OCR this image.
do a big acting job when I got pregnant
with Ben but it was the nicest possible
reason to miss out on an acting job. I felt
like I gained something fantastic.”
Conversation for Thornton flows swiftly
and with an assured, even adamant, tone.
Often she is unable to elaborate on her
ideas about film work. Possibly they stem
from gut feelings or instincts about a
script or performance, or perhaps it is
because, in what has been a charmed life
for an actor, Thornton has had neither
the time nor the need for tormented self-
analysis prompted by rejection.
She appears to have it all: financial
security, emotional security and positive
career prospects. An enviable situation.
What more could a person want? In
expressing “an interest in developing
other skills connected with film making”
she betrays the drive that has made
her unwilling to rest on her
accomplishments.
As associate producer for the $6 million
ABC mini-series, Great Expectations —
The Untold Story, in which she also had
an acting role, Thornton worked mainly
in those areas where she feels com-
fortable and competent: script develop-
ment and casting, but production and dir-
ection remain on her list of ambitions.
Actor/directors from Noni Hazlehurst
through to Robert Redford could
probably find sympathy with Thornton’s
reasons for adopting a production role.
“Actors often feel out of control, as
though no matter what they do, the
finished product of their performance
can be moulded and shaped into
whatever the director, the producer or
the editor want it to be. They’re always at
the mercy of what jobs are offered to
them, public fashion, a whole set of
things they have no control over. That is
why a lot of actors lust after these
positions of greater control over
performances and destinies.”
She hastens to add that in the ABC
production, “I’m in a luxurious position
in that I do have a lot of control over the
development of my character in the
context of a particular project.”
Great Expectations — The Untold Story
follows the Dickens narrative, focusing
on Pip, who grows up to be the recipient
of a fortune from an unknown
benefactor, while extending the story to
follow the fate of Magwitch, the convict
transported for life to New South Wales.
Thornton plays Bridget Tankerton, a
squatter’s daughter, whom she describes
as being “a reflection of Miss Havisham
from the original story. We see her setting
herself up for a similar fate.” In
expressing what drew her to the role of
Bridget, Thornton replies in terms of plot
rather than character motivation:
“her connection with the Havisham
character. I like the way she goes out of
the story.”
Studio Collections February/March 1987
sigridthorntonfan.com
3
▬▬▬
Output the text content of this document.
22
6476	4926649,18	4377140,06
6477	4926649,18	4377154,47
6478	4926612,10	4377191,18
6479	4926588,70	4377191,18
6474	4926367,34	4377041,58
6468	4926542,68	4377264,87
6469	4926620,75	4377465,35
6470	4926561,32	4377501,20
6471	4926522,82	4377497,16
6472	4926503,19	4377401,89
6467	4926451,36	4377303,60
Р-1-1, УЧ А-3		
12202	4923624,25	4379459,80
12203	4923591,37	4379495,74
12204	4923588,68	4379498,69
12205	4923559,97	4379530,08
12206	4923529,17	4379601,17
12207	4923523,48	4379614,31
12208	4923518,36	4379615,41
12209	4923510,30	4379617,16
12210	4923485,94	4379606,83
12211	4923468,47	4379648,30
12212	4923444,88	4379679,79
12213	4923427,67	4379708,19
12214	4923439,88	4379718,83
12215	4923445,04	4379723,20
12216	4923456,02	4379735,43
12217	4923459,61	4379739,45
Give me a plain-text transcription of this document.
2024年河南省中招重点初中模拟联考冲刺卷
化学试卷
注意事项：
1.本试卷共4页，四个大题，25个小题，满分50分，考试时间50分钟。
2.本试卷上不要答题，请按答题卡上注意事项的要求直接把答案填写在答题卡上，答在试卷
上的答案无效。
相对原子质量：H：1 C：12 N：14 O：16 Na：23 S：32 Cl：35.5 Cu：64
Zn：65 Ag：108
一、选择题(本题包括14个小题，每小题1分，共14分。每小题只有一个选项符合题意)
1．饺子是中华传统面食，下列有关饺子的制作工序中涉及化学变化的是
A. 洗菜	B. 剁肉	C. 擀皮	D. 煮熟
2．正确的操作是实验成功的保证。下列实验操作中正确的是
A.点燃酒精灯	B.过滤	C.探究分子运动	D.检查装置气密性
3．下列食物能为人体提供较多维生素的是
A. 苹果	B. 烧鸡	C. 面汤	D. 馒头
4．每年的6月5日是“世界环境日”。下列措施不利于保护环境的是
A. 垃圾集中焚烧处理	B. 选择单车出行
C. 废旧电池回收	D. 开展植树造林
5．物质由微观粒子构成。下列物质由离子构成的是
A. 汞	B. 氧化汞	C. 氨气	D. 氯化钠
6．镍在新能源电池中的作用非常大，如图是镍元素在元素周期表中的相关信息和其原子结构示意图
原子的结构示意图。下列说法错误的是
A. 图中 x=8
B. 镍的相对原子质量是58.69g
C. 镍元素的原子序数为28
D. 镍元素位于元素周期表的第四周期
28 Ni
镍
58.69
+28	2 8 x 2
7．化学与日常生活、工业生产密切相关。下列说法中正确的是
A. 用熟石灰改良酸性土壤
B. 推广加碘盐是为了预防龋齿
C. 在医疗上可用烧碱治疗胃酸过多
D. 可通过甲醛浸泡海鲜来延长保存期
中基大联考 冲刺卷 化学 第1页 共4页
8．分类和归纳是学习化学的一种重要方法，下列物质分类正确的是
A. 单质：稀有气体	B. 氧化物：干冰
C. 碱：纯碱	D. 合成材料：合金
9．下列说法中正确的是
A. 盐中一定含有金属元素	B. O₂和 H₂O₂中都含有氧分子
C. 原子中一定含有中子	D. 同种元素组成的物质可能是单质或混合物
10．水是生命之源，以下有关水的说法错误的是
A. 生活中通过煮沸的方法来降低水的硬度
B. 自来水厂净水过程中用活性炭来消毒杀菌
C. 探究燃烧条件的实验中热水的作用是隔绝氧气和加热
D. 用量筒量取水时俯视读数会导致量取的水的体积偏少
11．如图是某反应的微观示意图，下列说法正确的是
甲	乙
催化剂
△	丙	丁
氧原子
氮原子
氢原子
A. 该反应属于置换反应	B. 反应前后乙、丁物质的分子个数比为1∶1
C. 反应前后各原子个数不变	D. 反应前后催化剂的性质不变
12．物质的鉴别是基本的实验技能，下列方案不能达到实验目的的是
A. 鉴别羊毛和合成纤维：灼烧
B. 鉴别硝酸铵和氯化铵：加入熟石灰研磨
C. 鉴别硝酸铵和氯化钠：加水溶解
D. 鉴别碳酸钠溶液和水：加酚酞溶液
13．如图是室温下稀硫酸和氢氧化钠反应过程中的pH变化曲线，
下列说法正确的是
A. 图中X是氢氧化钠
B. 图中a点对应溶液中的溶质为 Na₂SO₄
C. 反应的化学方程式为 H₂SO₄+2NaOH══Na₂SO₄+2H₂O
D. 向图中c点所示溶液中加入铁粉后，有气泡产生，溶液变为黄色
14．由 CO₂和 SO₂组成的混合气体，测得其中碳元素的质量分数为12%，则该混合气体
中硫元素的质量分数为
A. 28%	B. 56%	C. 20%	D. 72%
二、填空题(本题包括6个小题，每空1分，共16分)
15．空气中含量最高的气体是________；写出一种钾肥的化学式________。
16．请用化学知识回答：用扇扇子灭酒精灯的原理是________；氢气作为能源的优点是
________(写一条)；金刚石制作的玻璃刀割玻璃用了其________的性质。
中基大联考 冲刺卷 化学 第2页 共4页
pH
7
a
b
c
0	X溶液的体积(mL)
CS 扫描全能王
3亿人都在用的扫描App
▬▬▬
** What you are asked to do **
From the data above, show each line that contains "下列说法中正确的是".

** Solved exercise **
7．化学与日常生活、工业生产密切相关。下列说法中正确的是
9．下列说法中正确的是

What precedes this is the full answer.